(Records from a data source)
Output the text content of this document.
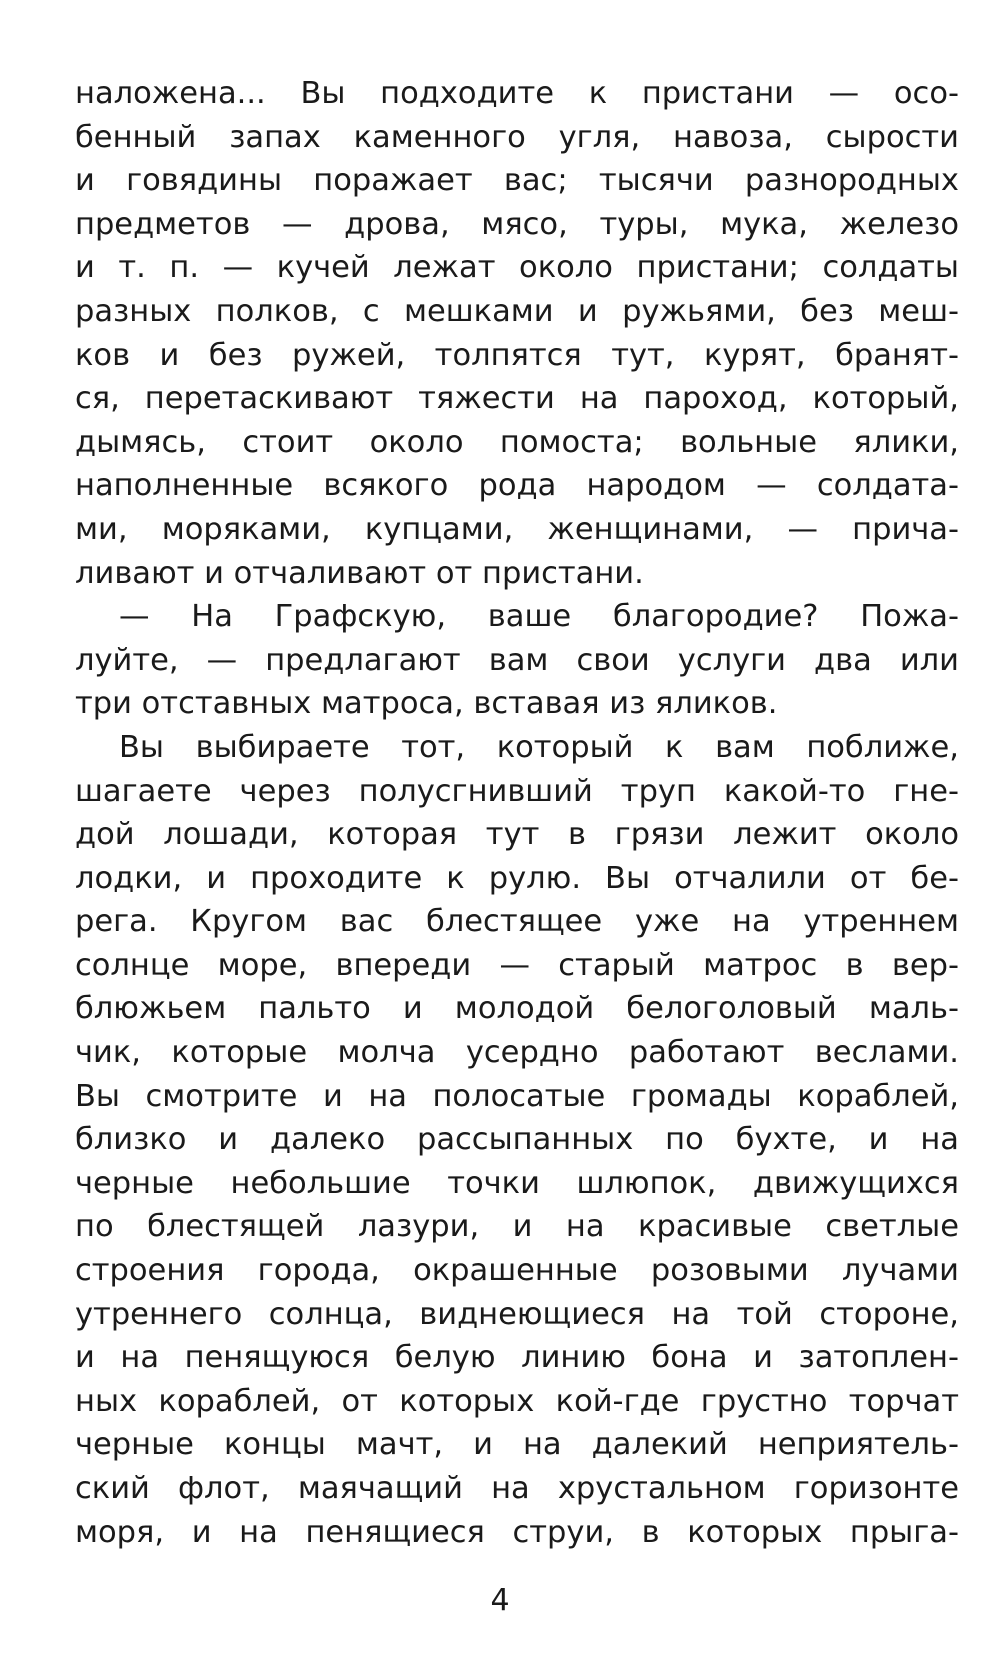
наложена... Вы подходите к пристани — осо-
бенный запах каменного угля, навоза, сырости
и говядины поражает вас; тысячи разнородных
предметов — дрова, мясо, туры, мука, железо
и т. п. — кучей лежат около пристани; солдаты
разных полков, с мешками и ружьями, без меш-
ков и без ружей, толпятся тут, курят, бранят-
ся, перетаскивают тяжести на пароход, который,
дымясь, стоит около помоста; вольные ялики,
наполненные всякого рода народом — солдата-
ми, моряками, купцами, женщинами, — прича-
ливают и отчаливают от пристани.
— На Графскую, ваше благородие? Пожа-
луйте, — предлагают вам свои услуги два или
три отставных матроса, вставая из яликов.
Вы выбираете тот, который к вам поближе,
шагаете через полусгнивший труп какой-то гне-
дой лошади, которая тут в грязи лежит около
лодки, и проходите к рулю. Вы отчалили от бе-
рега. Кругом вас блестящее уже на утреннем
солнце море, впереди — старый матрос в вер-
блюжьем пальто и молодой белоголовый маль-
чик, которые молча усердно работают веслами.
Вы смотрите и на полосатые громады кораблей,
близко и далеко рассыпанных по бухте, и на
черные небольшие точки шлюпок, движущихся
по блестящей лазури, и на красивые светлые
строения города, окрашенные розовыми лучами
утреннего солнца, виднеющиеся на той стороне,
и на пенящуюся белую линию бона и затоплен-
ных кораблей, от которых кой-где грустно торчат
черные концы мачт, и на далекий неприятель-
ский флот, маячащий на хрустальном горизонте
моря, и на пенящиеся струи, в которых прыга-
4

**REQUIRED TASK**
All the lines above are to be reproduced exactly, except the pictures.

**TASK RESPONSE**
Output the text content of this document.
наложена... Вы подходите к пристани — осо-
бенный запах каменного угля, навоза, сырости
и говядины поражает вас; тысячи разнородных
предметов — дрова, мясо, туры, мука, железо
и т. п. — кучей лежат около пристани; солдаты
разных полков, с мешками и ружьями, без меш-
ков и без ружей, толпятся тут, курят, бранят-
ся, перетаскивают тяжести на пароход, который,
дымясь, стоит около помоста; вольные ялики,
наполненные всякого рода народом — солдата-
ми, моряками, купцами, женщинами, — прича-
ливают и отчаливают от пристани.
— На Графскую, ваше благородие? Пожа-
луйте, — предлагают вам свои услуги два или
три отставных матроса, вставая из яликов.
Вы выбираете тот, который к вам поближе,
шагаете через полусгнивший труп какой-то гне-
дой лошади, которая тут в грязи лежит около
лодки, и проходите к рулю. Вы отчалили от бе-
рега. Кругом вас блестящее уже на утреннем
солнце море, впереди — старый матрос в вер-
блюжьем пальто и молодой белоголовый маль-
чик, которые молча усердно работают веслами.
Вы смотрите и на полосатые громады кораблей,
близко и далеко рассыпанных по бухте, и на
черные небольшие точки шлюпок, движущихся
по блестящей лазури, и на красивые светлые
строения города, окрашенные розовыми лучами
утреннего солнца, виднеющиеся на той стороне,
и на пенящуюся белую линию бона и затоплен-
ных кораблей, от которых кой-где грустно торчат
черные концы мачт, и на далекий неприятель-
ский флот, маячащий на хрустальном горизонте
моря, и на пенящиеся струи, в которых прыга-
4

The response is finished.